§ Problem to work on:
In the records below, tally every line containing "introduced". Report only the total.
───── Stored rows
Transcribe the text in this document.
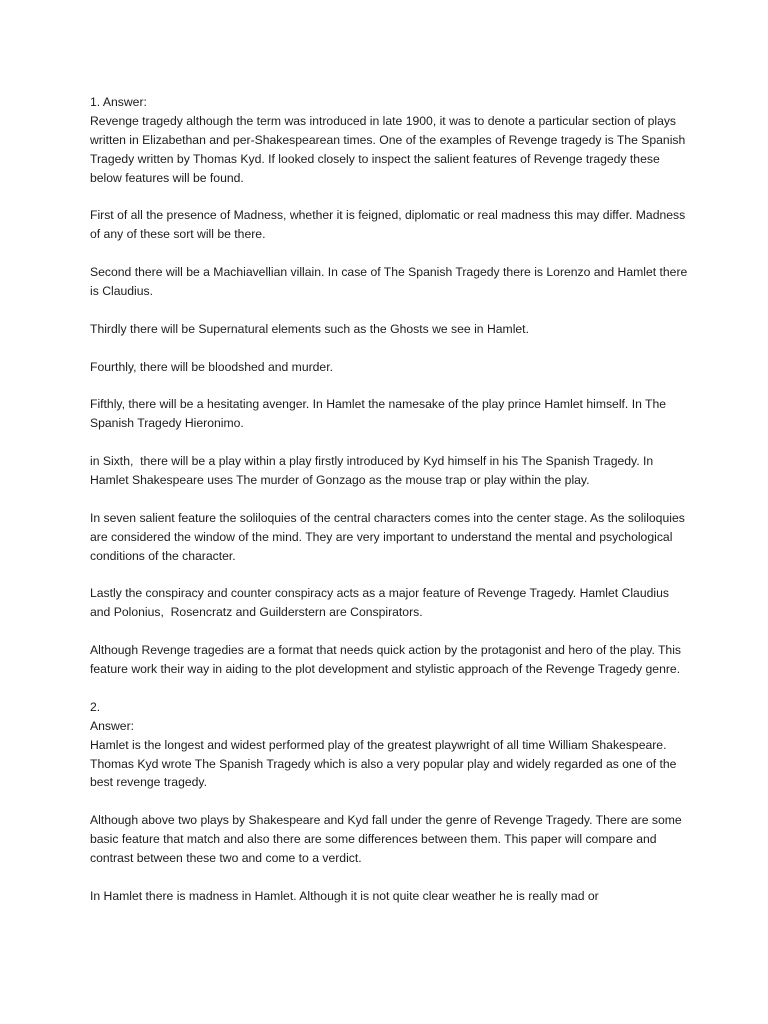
1. Answer:

Revenge tragedy although the term was introduced in late 1900, it was to denote a particular section of plays written in Elizabethan and per-Shakespearean times. One of the examples of Revenge tragedy is The Spanish Tragedy written by Thomas Kyd. If looked closely to inspect the salient features of Revenge tragedy these below features will be found.

First of all the presence of Madness, whether it is feigned, diplomatic or real madness this may differ. Madness of any of these sort will be there.

Second there will be a Machiavellian villain. In case of The Spanish Tragedy there is Lorenzo and Hamlet there is Claudius.

Thirdly there will be Supernatural elements such as the Ghosts we see in Hamlet.

Fourthly, there will be bloodshed and murder.

Fifthly, there will be a hesitating avenger. In Hamlet the namesake of the play prince Hamlet himself. In The Spanish Tragedy Hieronimo.

in Sixth,  there will be a play within a play firstly introduced by Kyd himself in his The Spanish Tragedy. In Hamlet Shakespeare uses The murder of Gonzago as the mouse trap or play within the play.

In seven salient feature the soliloquies of the central characters comes into the center stage. As the soliloquies are considered the window of the mind. They are very important to understand the mental and psychological conditions of the character.

Lastly the conspiracy and counter conspiracy acts as a major feature of Revenge Tragedy. Hamlet Claudius and Polonius,  Rosencratz and Guilderstern are Conspirators.

Although Revenge tragedies are a format that needs quick action by the protagonist and hero of the play. This feature work their way in aiding to the plot development and stylistic approach of the Revenge Tragedy genre.

2.

Answer:

Hamlet is the longest and widest performed play of the greatest playwright of all time William Shakespeare. Thomas Kyd wrote The Spanish Tragedy which is also a very popular play and widely regarded as one of the best revenge tragedy.

Although above two plays by Shakespeare and Kyd fall under the genre of Revenge Tragedy. There are some basic feature that match and also there are some differences between them. This paper will compare and contrast between these two and come to a verdict.

In Hamlet there is madness in Hamlet. Although it is not quite clear weather he is really mad or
──────────
§ Complete answer:
2